## AIM OF THE TASK
Find each line holding "rotations" and copy it out.
[Begin TASK INPUTS]
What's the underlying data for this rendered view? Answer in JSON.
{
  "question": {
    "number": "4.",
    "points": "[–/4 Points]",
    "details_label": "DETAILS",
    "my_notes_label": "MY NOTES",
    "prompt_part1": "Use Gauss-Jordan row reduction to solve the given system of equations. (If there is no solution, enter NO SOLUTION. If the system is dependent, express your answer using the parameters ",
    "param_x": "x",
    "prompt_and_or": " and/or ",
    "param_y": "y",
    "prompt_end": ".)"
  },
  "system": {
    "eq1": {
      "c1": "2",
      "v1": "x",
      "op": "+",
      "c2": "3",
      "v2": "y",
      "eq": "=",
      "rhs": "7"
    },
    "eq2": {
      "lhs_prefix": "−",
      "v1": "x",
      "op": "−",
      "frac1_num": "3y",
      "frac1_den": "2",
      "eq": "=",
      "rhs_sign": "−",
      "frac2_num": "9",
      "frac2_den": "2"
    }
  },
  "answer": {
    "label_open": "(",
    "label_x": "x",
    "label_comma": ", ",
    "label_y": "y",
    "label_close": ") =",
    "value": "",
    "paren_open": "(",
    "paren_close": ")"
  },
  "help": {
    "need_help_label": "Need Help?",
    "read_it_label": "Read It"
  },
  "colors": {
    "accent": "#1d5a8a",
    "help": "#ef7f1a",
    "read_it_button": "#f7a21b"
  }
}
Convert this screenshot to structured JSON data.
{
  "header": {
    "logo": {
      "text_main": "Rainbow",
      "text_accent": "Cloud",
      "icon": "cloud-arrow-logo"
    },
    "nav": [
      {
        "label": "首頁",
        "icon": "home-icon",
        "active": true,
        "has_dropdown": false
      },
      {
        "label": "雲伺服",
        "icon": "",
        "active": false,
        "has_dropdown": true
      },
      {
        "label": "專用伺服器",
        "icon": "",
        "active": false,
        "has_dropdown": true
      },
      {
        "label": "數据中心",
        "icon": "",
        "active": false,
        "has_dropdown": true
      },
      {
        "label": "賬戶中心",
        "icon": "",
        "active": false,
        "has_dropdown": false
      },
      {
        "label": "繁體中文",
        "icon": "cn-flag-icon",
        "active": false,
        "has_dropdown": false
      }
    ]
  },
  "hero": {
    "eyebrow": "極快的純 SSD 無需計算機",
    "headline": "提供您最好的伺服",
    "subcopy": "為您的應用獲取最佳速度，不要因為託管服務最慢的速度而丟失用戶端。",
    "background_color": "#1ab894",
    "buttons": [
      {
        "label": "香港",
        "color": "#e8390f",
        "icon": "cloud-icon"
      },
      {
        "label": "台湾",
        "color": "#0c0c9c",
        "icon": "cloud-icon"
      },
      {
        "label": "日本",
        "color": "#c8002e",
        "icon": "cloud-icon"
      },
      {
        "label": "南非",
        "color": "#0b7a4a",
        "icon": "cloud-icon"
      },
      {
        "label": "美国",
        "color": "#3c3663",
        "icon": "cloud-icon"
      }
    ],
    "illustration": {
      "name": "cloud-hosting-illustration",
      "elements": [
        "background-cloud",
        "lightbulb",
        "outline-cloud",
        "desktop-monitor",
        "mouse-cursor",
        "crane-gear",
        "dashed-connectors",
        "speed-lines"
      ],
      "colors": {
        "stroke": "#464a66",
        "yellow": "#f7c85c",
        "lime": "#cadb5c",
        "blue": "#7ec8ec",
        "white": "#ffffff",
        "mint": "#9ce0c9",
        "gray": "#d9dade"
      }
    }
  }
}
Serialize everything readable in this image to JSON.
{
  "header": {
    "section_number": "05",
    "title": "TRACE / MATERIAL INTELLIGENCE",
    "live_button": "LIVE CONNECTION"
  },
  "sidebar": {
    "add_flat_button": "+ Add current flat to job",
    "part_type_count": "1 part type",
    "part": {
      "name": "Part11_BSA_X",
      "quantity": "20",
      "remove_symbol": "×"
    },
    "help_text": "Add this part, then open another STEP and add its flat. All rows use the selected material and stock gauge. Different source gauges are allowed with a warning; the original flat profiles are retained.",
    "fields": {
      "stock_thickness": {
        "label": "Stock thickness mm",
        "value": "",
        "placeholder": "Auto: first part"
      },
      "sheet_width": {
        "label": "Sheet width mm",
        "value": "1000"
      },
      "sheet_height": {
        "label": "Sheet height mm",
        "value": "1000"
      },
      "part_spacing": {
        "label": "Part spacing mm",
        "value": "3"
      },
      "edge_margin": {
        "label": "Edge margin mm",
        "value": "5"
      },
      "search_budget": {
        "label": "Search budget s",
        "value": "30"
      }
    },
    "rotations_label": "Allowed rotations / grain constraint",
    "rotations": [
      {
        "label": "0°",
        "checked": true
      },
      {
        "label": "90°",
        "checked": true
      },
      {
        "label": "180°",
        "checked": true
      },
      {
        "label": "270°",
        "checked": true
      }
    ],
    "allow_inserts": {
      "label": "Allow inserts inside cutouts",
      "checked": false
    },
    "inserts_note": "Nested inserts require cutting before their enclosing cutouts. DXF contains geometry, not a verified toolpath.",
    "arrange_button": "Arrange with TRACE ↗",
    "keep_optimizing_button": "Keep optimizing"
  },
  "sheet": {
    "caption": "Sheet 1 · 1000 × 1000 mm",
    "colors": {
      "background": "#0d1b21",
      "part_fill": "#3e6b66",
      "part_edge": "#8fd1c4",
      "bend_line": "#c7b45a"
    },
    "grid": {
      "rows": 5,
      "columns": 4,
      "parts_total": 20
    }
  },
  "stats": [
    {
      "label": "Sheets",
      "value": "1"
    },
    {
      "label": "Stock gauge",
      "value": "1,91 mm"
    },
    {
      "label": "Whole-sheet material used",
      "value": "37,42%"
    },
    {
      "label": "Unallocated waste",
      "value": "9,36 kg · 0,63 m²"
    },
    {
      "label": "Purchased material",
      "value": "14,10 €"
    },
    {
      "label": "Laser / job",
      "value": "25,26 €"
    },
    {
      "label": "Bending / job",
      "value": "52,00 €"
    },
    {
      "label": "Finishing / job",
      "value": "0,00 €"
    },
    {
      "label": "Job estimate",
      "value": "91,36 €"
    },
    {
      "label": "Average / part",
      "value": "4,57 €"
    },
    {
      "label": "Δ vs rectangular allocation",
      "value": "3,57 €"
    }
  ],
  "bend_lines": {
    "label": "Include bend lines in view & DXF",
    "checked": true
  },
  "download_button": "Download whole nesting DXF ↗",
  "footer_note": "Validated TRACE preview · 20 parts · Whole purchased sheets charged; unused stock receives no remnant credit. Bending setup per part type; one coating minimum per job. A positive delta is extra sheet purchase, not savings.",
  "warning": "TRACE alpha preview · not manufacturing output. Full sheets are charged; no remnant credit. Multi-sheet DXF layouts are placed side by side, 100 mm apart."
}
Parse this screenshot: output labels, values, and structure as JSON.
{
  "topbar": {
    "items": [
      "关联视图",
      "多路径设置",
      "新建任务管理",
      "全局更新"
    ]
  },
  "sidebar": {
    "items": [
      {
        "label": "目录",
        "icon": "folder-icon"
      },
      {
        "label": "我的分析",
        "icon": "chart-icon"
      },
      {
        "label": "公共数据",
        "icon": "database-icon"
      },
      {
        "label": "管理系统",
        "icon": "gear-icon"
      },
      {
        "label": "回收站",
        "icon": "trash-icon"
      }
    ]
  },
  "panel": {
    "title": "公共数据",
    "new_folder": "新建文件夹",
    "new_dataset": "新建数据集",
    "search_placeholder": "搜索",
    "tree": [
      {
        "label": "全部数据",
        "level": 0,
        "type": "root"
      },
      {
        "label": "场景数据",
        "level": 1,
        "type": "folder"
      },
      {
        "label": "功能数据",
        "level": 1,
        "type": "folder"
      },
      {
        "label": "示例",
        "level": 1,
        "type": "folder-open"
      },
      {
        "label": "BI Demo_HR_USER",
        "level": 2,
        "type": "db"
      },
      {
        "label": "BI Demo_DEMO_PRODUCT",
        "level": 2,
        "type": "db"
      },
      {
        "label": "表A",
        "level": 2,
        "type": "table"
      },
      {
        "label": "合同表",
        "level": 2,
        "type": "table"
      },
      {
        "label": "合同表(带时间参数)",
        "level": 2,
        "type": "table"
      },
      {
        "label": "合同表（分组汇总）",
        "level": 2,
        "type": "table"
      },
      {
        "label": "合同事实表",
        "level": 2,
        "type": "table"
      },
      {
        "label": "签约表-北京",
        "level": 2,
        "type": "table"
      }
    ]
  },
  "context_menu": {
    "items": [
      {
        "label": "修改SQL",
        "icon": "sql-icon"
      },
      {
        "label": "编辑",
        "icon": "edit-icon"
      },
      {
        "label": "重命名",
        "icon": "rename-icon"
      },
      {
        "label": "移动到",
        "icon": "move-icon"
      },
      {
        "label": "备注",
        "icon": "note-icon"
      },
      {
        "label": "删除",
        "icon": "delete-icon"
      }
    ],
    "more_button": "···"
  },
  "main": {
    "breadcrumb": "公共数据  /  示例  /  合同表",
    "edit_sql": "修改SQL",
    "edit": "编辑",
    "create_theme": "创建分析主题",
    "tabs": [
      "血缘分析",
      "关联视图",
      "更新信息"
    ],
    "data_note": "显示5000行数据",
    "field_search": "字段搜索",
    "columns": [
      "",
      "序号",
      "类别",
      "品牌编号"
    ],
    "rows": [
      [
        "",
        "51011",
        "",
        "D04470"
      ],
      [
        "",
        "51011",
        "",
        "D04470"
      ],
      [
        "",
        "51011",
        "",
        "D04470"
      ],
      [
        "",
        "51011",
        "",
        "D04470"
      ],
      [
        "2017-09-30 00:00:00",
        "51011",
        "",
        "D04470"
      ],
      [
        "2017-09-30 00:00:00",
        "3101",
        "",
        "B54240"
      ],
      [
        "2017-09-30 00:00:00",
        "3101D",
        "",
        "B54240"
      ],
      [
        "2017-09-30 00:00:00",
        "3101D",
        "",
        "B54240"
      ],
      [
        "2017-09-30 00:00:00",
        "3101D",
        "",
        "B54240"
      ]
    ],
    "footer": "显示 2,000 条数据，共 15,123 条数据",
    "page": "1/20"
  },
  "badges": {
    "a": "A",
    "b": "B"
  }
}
[End TASK INPUTS]
## TASK SOLUTION
    "rotations_label": "Allowed rotations / grain constraint",
    "rotations": [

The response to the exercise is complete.